What is asked.
Leave out the pictures; transcribe all else exactly.

A block of data
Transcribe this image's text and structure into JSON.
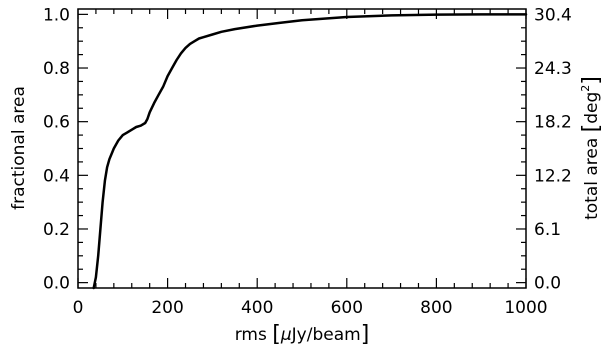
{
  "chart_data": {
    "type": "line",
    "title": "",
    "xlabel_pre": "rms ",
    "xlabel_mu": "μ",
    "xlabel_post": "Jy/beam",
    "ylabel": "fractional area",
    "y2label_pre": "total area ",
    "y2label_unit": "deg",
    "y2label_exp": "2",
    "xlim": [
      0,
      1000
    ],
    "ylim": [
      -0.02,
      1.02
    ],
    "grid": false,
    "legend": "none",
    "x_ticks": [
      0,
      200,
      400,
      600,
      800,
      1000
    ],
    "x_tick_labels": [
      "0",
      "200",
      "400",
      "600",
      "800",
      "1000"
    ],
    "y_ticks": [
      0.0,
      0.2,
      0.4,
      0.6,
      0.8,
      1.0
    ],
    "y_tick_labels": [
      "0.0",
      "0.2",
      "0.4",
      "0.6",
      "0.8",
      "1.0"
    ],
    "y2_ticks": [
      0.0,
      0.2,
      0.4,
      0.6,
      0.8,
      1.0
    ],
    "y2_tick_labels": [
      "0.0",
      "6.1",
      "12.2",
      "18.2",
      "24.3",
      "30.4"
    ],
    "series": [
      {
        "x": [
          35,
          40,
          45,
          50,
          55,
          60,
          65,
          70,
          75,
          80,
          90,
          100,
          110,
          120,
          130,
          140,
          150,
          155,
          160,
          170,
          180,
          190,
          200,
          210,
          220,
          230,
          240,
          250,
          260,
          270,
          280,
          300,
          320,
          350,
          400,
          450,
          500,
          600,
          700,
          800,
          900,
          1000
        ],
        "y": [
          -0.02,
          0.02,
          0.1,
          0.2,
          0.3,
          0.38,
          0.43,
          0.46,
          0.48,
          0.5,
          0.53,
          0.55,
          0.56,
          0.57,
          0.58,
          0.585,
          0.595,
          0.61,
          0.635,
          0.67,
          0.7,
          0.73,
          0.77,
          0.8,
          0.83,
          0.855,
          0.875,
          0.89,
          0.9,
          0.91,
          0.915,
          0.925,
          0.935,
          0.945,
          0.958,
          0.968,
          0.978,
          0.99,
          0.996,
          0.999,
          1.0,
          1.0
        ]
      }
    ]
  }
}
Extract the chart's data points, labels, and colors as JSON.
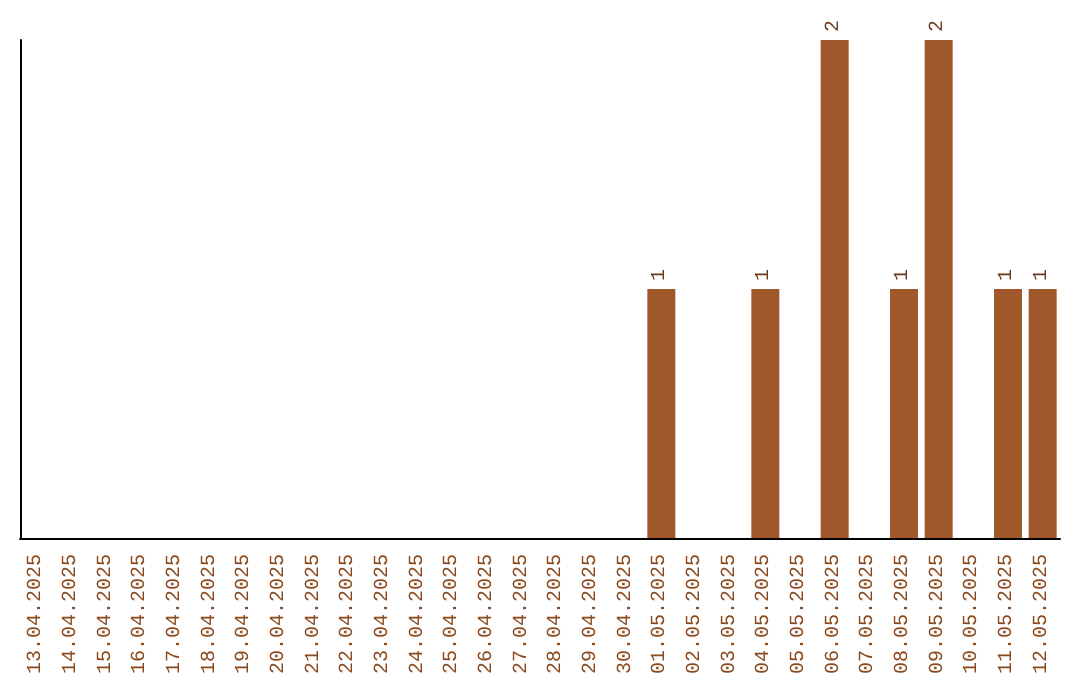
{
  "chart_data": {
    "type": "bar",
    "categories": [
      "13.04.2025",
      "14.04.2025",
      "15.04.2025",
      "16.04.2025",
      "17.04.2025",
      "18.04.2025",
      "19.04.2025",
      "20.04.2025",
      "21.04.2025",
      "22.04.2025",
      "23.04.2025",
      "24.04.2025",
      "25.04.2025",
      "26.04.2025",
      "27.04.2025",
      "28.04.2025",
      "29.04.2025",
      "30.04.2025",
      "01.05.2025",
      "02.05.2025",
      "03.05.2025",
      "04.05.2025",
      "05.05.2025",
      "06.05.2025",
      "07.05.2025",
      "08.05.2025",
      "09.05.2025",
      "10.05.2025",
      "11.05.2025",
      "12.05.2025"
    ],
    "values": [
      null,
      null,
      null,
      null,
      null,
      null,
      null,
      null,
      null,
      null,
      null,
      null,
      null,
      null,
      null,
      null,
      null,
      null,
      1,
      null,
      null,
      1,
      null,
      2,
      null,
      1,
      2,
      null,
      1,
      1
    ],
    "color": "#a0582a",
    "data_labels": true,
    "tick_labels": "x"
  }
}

Answer for this exercise.
Transcribe this image's text and structure into JSON.
{
  "chart_data": {
    "type": "line",
    "title": "",
    "xlabel_pre": "rms ",
    "xlabel_mu": "μ",
    "xlabel_post": "Jy/beam",
    "ylabel": "fractional area",
    "y2label_pre": "total area ",
    "y2label_unit": "deg",
    "y2label_exp": "2",
    "xlim": [
      0,
      1000
    ],
    "ylim": [
      -0.02,
      1.02
    ],
    "grid": false,
    "legend": "none",
    "x_ticks": [
      0,
      200,
      400,
      600,
      800,
      1000
    ],
    "x_tick_labels": [
      "0",
      "200",
      "400",
      "600",
      "800",
      "1000"
    ],
    "y_ticks": [
      0.0,
      0.2,
      0.4,
      0.6,
      0.8,
      1.0
    ],
    "y_tick_labels": [
      "0.0",
      "0.2",
      "0.4",
      "0.6",
      "0.8",
      "1.0"
    ],
    "y2_ticks": [
      0.0,
      0.2,
      0.4,
      0.6,
      0.8,
      1.0
    ],
    "y2_tick_labels": [
      "0.0",
      "6.1",
      "12.2",
      "18.2",
      "24.3",
      "30.4"
    ],
    "series": [
      {
        "x": [
          35,
          40,
          45,
          50,
          55,
          60,
          65,
          70,
          75,
          80,
          90,
          100,
          110,
          120,
          130,
          140,
          150,
          155,
          160,
          170,
          180,
          190,
          200,
          210,
          220,
          230,
          240,
          250,
          260,
          270,
          280,
          300,
          320,
          350,
          400,
          450,
          500,
          600,
          700,
          800,
          900,
          1000
        ],
        "y": [
          -0.02,
          0.02,
          0.1,
          0.2,
          0.3,
          0.38,
          0.43,
          0.46,
          0.48,
          0.5,
          0.53,
          0.55,
          0.56,
          0.57,
          0.58,
          0.585,
          0.595,
          0.61,
          0.635,
          0.67,
          0.7,
          0.73,
          0.77,
          0.8,
          0.83,
          0.855,
          0.875,
          0.89,
          0.9,
          0.91,
          0.915,
          0.925,
          0.935,
          0.945,
          0.958,
          0.968,
          0.978,
          0.99,
          0.996,
          0.999,
          1.0,
          1.0
        ]
      }
    ]
  }
}
Extract the chart's data points, labels, and colors as JSON.
{
  "chart_data": {
    "type": "bar",
    "categories": [
      "13.04.2025",
      "14.04.2025",
      "15.04.2025",
      "16.04.2025",
      "17.04.2025",
      "18.04.2025",
      "19.04.2025",
      "20.04.2025",
      "21.04.2025",
      "22.04.2025",
      "23.04.2025",
      "24.04.2025",
      "25.04.2025",
      "26.04.2025",
      "27.04.2025",
      "28.04.2025",
      "29.04.2025",
      "30.04.2025",
      "01.05.2025",
      "02.05.2025",
      "03.05.2025",
      "04.05.2025",
      "05.05.2025",
      "06.05.2025",
      "07.05.2025",
      "08.05.2025",
      "09.05.2025",
      "10.05.2025",
      "11.05.2025",
      "12.05.2025"
    ],
    "values": [
      null,
      null,
      null,
      null,
      null,
      null,
      null,
      null,
      null,
      null,
      null,
      null,
      null,
      null,
      null,
      null,
      null,
      null,
      1,
      null,
      null,
      1,
      null,
      2,
      null,
      1,
      2,
      null,
      1,
      1
    ],
    "color": "#a0582a",
    "data_labels": true,
    "tick_labels": "x"
  }
}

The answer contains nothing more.